--- START Exercise input ---

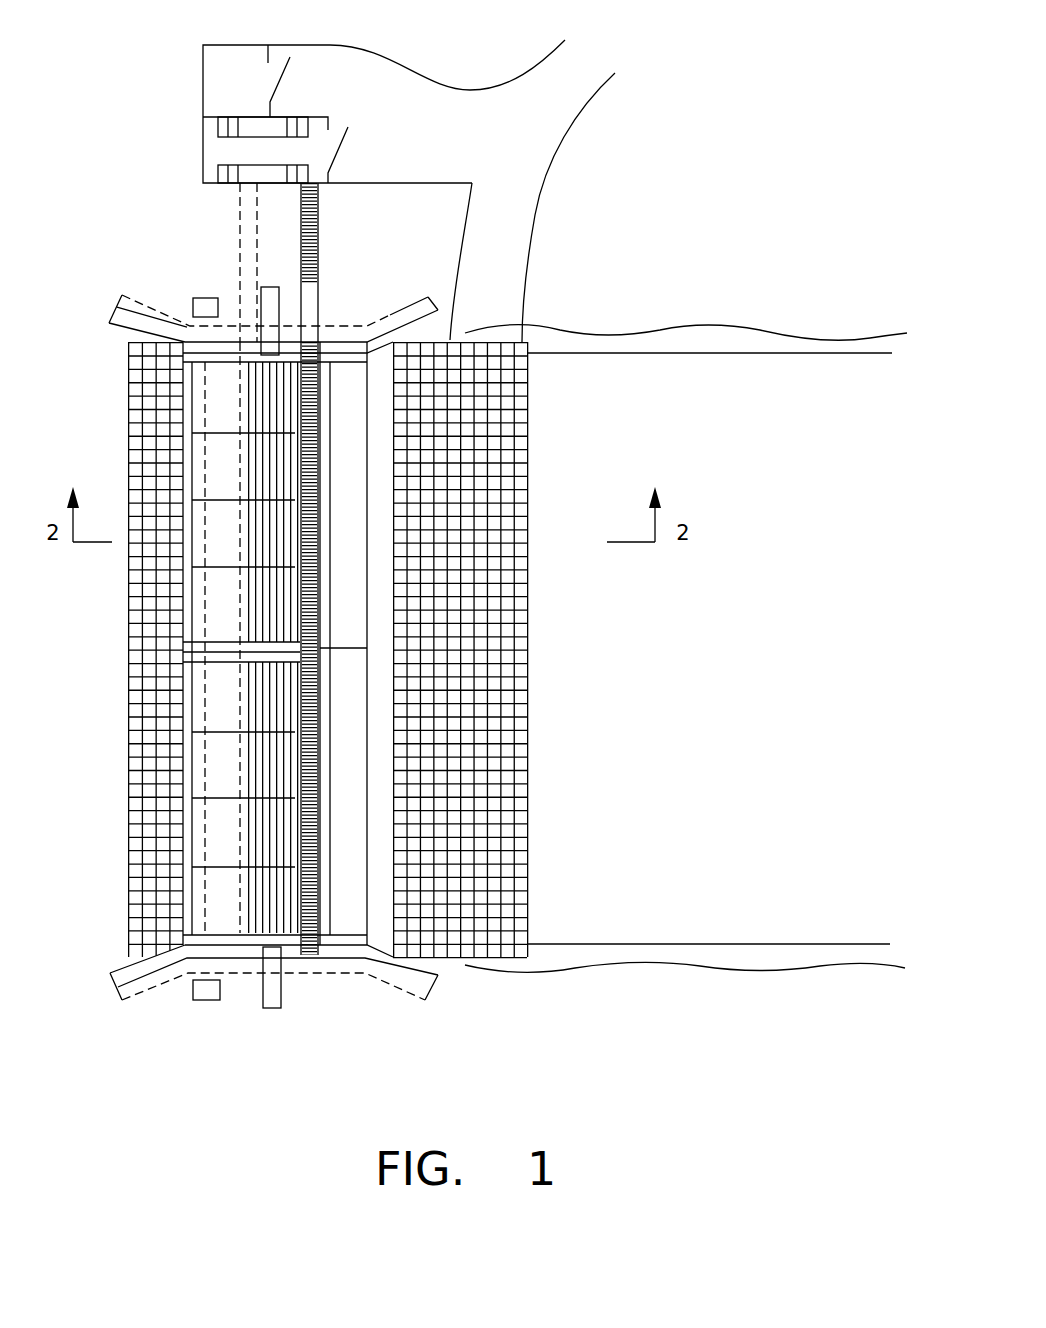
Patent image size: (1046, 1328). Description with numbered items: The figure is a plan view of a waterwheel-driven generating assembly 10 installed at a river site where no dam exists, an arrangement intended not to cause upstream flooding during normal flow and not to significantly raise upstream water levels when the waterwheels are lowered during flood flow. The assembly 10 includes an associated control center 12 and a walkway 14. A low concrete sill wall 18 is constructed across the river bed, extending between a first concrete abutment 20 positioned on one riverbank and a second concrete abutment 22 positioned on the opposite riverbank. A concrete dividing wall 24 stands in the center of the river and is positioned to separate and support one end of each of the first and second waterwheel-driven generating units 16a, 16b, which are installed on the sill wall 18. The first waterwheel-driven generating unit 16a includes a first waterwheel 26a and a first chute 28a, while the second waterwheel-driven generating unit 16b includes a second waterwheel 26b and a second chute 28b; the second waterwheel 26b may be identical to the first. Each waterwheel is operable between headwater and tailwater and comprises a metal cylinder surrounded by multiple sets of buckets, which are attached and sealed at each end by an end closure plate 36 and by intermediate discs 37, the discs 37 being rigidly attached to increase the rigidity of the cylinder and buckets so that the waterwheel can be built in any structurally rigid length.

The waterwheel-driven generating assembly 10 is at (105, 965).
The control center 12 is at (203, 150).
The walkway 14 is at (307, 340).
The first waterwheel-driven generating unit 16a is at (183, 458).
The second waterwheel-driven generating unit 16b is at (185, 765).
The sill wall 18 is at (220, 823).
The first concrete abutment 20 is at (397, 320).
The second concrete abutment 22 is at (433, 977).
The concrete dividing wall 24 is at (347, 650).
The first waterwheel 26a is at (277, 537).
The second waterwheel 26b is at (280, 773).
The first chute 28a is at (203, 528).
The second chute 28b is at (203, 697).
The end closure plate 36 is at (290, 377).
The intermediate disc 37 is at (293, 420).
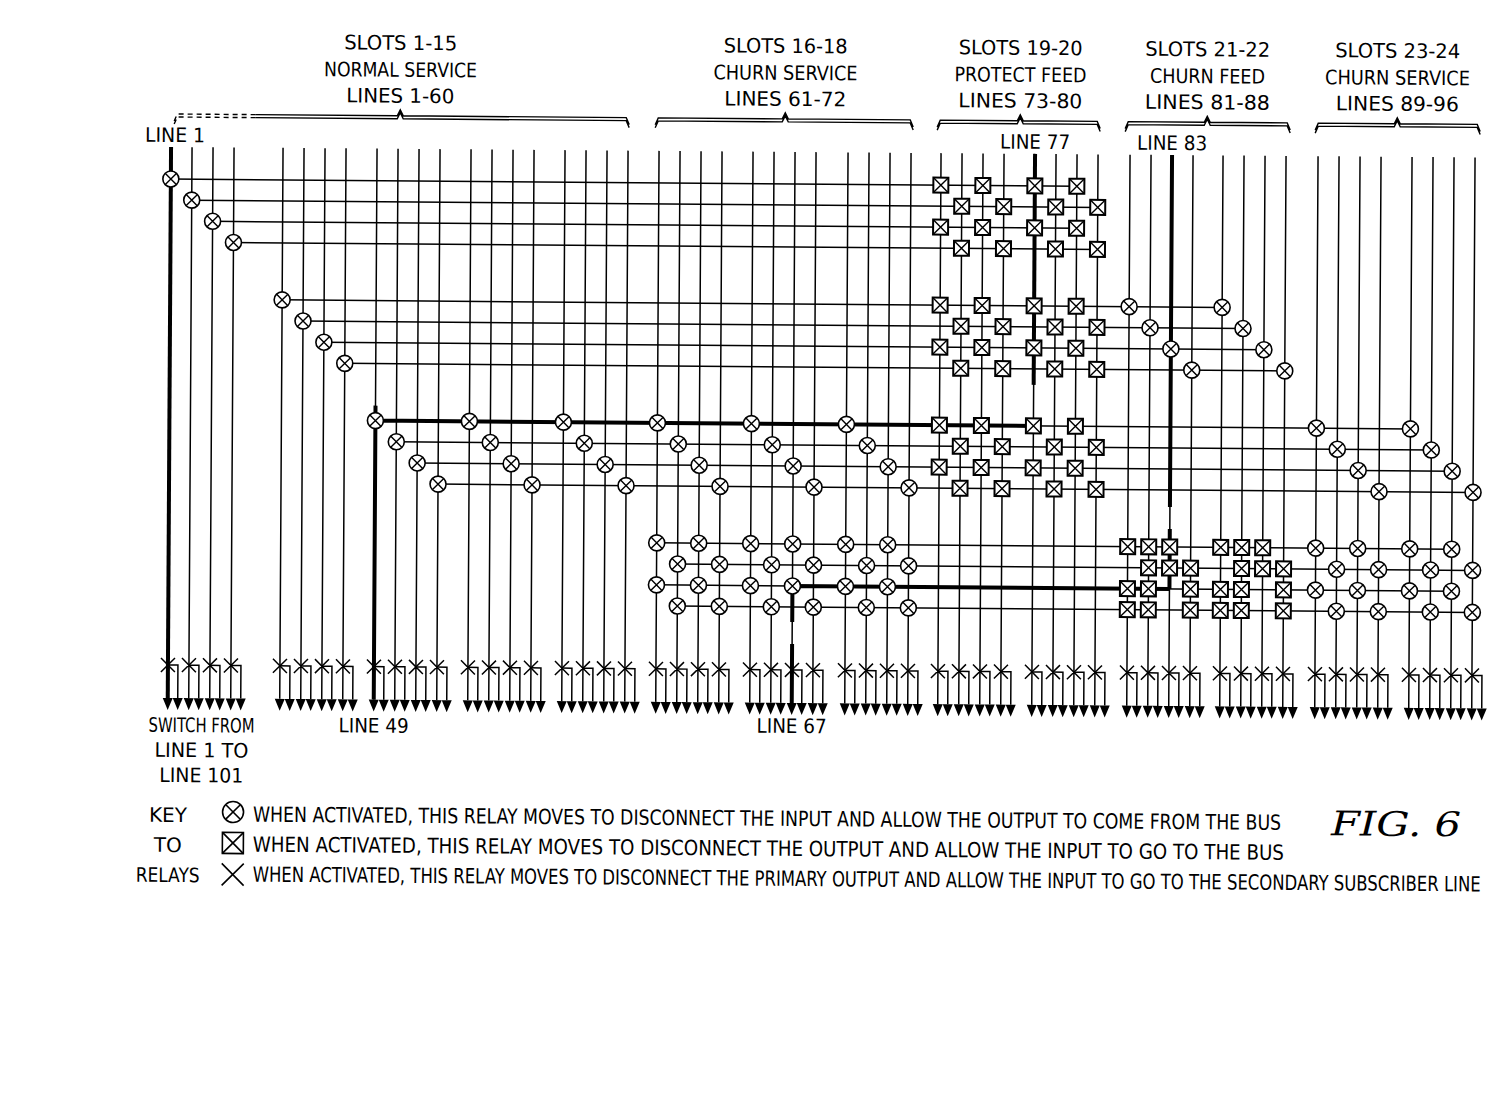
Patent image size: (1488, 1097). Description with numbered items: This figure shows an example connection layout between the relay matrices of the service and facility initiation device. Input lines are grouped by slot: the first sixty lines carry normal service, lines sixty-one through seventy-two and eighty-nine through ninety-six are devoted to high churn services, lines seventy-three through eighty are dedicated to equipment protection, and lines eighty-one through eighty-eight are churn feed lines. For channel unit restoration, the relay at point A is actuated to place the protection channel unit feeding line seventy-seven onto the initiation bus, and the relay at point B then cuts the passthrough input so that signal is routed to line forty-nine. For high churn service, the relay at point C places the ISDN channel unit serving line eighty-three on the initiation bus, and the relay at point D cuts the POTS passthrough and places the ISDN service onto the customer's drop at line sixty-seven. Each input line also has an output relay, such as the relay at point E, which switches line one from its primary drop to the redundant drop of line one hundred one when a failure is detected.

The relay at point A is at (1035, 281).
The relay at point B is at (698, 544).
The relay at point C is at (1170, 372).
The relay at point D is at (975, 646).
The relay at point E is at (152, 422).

--- END Exercise input ---

Problem to work on: Rewrite all the entries above, changing "Description with numbered items" to "Numbered legend" and keeping everything else the same. Leave the pictures out of your answer.

Final result:
Patent image size: (1046, 1328). Numbered legend: The figure is a plan view of a waterwheel-driven generating assembly 10 installed at a river site where no dam exists, an arrangement intended not to cause upstream flooding during normal flow and not to significantly raise upstream water levels when the waterwheels are lowered during flood flow. The assembly 10 includes an associated control center 12 and a walkway 14. A low concrete sill wall 18 is constructed across the river bed, extending between a first concrete abutment 20 positioned on one riverbank and a second concrete abutment 22 positioned on the opposite riverbank. A concrete dividing wall 24 stands in the center of the river and is positioned to separate and support one end of each of the first and second waterwheel-driven generating units 16a, 16b, which are installed on the sill wall 18. The first waterwheel-driven generating unit 16a includes a first waterwheel 26a and a first chute 28a, while the second waterwheel-driven generating unit 16b includes a second waterwheel 26b and a second chute 28b; the second waterwheel 26b may be identical to the first. Each waterwheel is operable between headwater and tailwater and comprises a metal cylinder surrounded by multiple sets of buckets, which are attached and sealed at each end by an end closure plate 36 and by intermediate discs 37, the discs 37 being rigidly attached to increase the rigidity of the cylinder and buckets so that the waterwheel can be built in any structurally rigid length.

The waterwheel-driven generating assembly 10 is at (105, 965).
The control center 12 is at (203, 150).
The walkway 14 is at (307, 340).
The first waterwheel-driven generating unit 16a is at (183, 458).
The second waterwheel-driven generating unit 16b is at (185, 765).
The sill wall 18 is at (220, 823).
The first concrete abutment 20 is at (397, 320).
The second concrete abutment 22 is at (433, 977).
The concrete dividing wall 24 is at (347, 650).
The first waterwheel 26a is at (277, 537).
The second waterwheel 26b is at (280, 773).
The first chute 28a is at (203, 528).
The second chute 28b is at (203, 697).
The end closure plate 36 is at (290, 377).
The intermediate disc 37 is at (293, 420).
Patent image size: (1488, 1097). Numbered legend: This figure shows an example connection layout between the relay matrices of the service and facility initiation device. Input lines are grouped by slot: the first sixty lines carry normal service, lines sixty-one through seventy-two and eighty-nine through ninety-six are devoted to high churn services, lines seventy-three through eighty are dedicated to equipment protection, and lines eighty-one through eighty-eight are churn feed lines. For channel unit restoration, the relay at point A is actuated to place the protection channel unit feeding line seventy-seven onto the initiation bus, and the relay at point B then cuts the passthrough input so that signal is routed to line forty-nine. For high churn service, the relay at point C places the ISDN channel unit serving line eighty-three on the initiation bus, and the relay at point D cuts the POTS passthrough and places the ISDN service onto the customer's drop at line sixty-seven. Each input line also has an output relay, such as the relay at point E, which switches line one from its primary drop to the redundant drop of line one hundred one when a failure is detected.

The relay at point A is at (1035, 281).
The relay at point B is at (698, 544).
The relay at point C is at (1170, 372).
The relay at point D is at (975, 646).
The relay at point E is at (152, 422).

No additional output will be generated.